INPUT RECORDS =>
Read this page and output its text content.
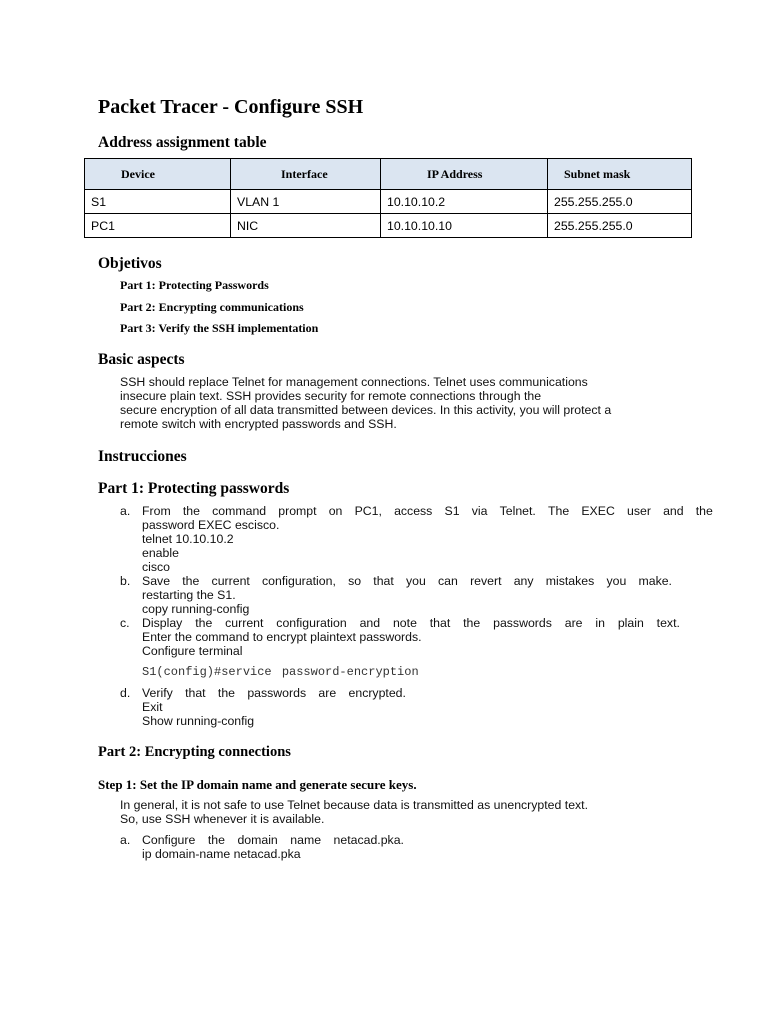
Packet Tracer - Configure SSH
Address assignment table
Device	Interface	IP Address	Subnet mask
S1	VLAN 1	10.10.10.2	255.255.255.0
PC1	NIC	10.10.10.10	255.255.255.0
Objetivos
Part 1: Protecting Passwords
Part 2: Encrypting communications
Part 3: Verify the SSH implementation
Basic aspects
SSH should replace Telnet for management connections. Telnet uses communications
insecure plain text. SSH provides security for remote connections through the
secure encryption of all data transmitted between devices. In this activity, you will protect a
remote switch with encrypted passwords and SSH.
Instrucciones
Part 1: Protecting passwords
a. From the command prompt on PC1, access S1 via Telnet. The EXEC user and the
password EXEC escisco.
telnet 10.10.10.2
enable
cisco
b. Save the current configuration, so that you can revert any mistakes you make.
restarting the S1.
copy running-config
c. Display the current configuration and note that the passwords are in plain text.
Enter the command to encrypt plaintext passwords.
Configure terminal
S1(config)#service password-encryption
d. Verify that the passwords are encrypted.
Exit
Show running-config
Part 2: Encrypting connections
Step 1: Set the IP domain name and generate secure keys.
In general, it is not safe to use Telnet because data is transmitted as unencrypted text.
So, use SSH whenever it is available.
a. Configure the domain name netacad.pka.
ip domain-name netacad.pka
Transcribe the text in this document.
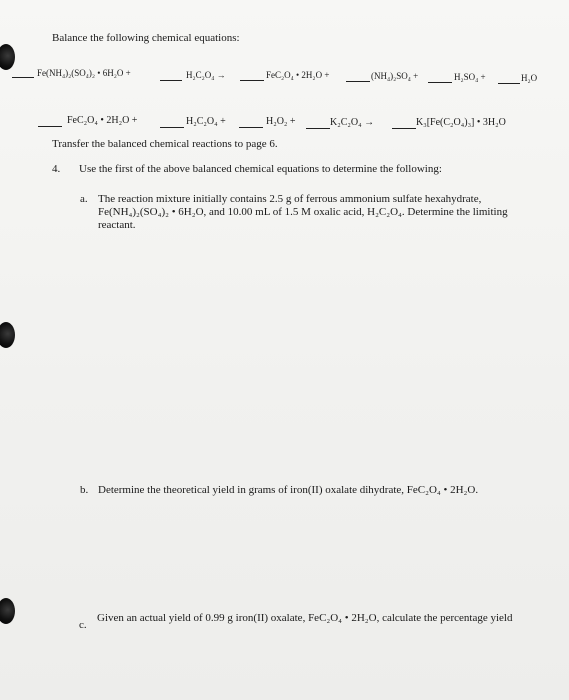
Balance the following chemical equations:
Fe(NH₄)₂(SO₄)₂ • 6H₂O +	H₂C₂O₄ →	FeC₂O₄ • 2H₂O +	(NH₄)₂SO₄ +	H₂SO₄ +	H₂O
FeC₂O₄ • 2H₂O +	H₂C₂O₄ +	H₂O₂ +	K₂C₂O₄ →	K₃[Fe(C₂O₄)₃] • 3H₂O
Transfer the balanced chemical reactions to page 6.
4. Use the first of the above balanced chemical equations to determine the following:
a. The reaction mixture initially contains 2.5 g of ferrous ammonium sulfate hexahydrate, Fe(NH₄)₂(SO₄)₂ • 6H₂O, and 10.00 mL of 1.5 M oxalic acid, H₂C₂O₄. Determine the limiting reactant.
b. Determine the theoretical yield in grams of iron(II) oxalate dihydrate, FeC₂O₄ • 2H₂O.
c.
Given an actual yield of 0.99 g iron(II) oxalate, FeC₂O₄ • 2H₂O, calculate the percentage yield
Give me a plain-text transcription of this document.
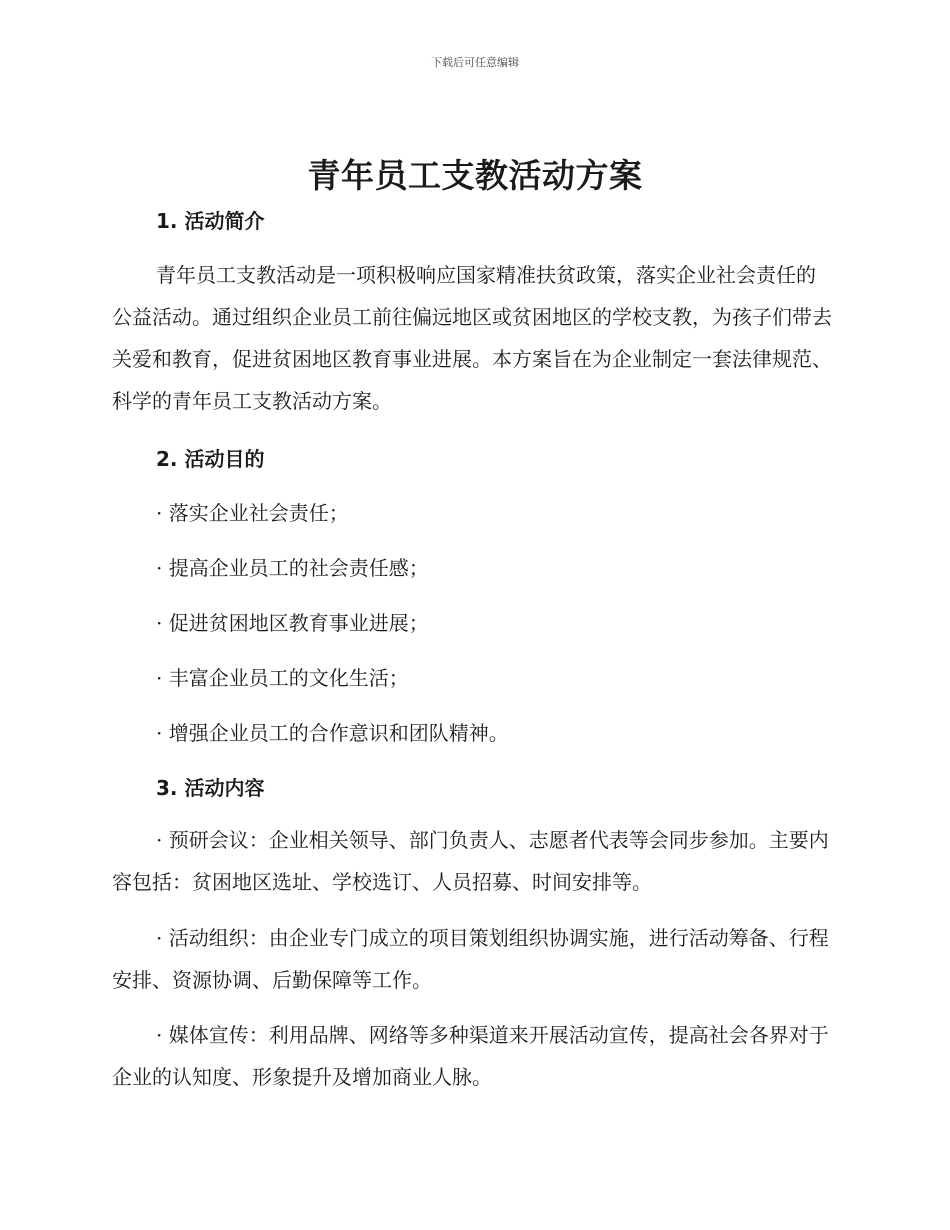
下载后可任意编辑
青年员工支教活动方案
1. 活动简介

青年员工支教活动是一项积极响应国家精准扶贫政策，落实企业社会责任的公益活动。通过组织企业员工前往偏远地区或贫困地区的学校支教，为孩子们带去关爱和教育，促进贫困地区教育事业进展。本方案旨在为企业制定一套法律规范、科学的青年员工支教活动方案。

2. 活动目的
· 落实企业社会责任；
· 提高企业员工的社会责任感；
· 促进贫困地区教育事业进展；
· 丰富企业员工的文化生活；
· 增强企业员工的合作意识和团队精神。
3. 活动内容

· 预研会议：企业相关领导、部门负责人、志愿者代表等会同步参加。主要内容包括：贫困地区选址、学校选订、人员招募、时间安排等。

· 活动组织：由企业专门成立的项目策划组织协调实施，进行活动筹备、行程安排、资源协调、后勤保障等工作。

· 媒体宣传：利用品牌、网络等多种渠道来开展活动宣传，提高社会各界对于企业的认知度、形象提升及增加商业人脉。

EXERCISE => Your task is to return the entries above exactly, with no pictures.

SOLUTION =>
Read this page and output its text content.
Packet Tracer - Configure SSH
Address assignment table
Device	Interface	IP Address	Subnet mask
S1	VLAN 1	10.10.10.2	255.255.255.0
PC1	NIC	10.10.10.10	255.255.255.0
Objetivos
Part 1: Protecting Passwords
Part 2: Encrypting communications
Part 3: Verify the SSH implementation
Basic aspects
SSH should replace Telnet for management connections. Telnet uses communications
insecure plain text. SSH provides security for remote connections through the
secure encryption of all data transmitted between devices. In this activity, you will protect a
remote switch with encrypted passwords and SSH.
Instrucciones
Part 1: Protecting passwords
a. From the command prompt on PC1, access S1 via Telnet. The EXEC user and the
password EXEC escisco.
telnet 10.10.10.2
enable
cisco
b. Save the current configuration, so that you can revert any mistakes you make.
restarting the S1.
copy running-config
c. Display the current configuration and note that the passwords are in plain text.
Enter the command to encrypt plaintext passwords.
Configure terminal
S1(config)#service password-encryption
d. Verify that the passwords are encrypted.
Exit
Show running-config
Part 2: Encrypting connections
Step 1: Set the IP domain name and generate secure keys.
In general, it is not safe to use Telnet because data is transmitted as unencrypted text.
So, use SSH whenever it is available.
a. Configure the domain name netacad.pka.
ip domain-name netacad.pka
Transcribe the text in this document.
Balance the following chemical equations:
Fe(NH₄)₂(SO₄)₂ • 6H₂O +	H₂C₂O₄ →	FeC₂O₄ • 2H₂O +	(NH₄)₂SO₄ +	H₂SO₄ +	H₂O
FeC₂O₄ • 2H₂O +	H₂C₂O₄ +	H₂O₂ +	K₂C₂O₄ →	K₃[Fe(C₂O₄)₃] • 3H₂O
Transfer the balanced chemical reactions to page 6.
4. Use the first of the above balanced chemical equations to determine the following:
a. The reaction mixture initially contains 2.5 g of ferrous ammonium sulfate hexahydrate, Fe(NH₄)₂(SO₄)₂ • 6H₂O, and 10.00 mL of 1.5 M oxalic acid, H₂C₂O₄. Determine the limiting reactant.
b. Determine the theoretical yield in grams of iron(II) oxalate dihydrate, FeC₂O₄ • 2H₂O.
c.
Given an actual yield of 0.99 g iron(II) oxalate, FeC₂O₄ • 2H₂O, calculate the percentage yield
Give me a plain-text transcription of this document.
下载后可任意编辑
青年员工支教活动方案
1. 活动简介

青年员工支教活动是一项积极响应国家精准扶贫政策，落实企业社会责任的公益活动。通过组织企业员工前往偏远地区或贫困地区的学校支教，为孩子们带去关爱和教育，促进贫困地区教育事业进展。本方案旨在为企业制定一套法律规范、科学的青年员工支教活动方案。

2. 活动目的
· 落实企业社会责任；
· 提高企业员工的社会责任感；
· 促进贫困地区教育事业进展；
· 丰富企业员工的文化生活；
· 增强企业员工的合作意识和团队精神。
3. 活动内容

· 预研会议：企业相关领导、部门负责人、志愿者代表等会同步参加。主要内容包括：贫困地区选址、学校选订、人员招募、时间安排等。

· 活动组织：由企业专门成立的项目策划组织协调实施，进行活动筹备、行程安排、资源协调、后勤保障等工作。

· 媒体宣传：利用品牌、网络等多种渠道来开展活动宣传，提高社会各界对于企业的认知度、形象提升及增加商业人脉。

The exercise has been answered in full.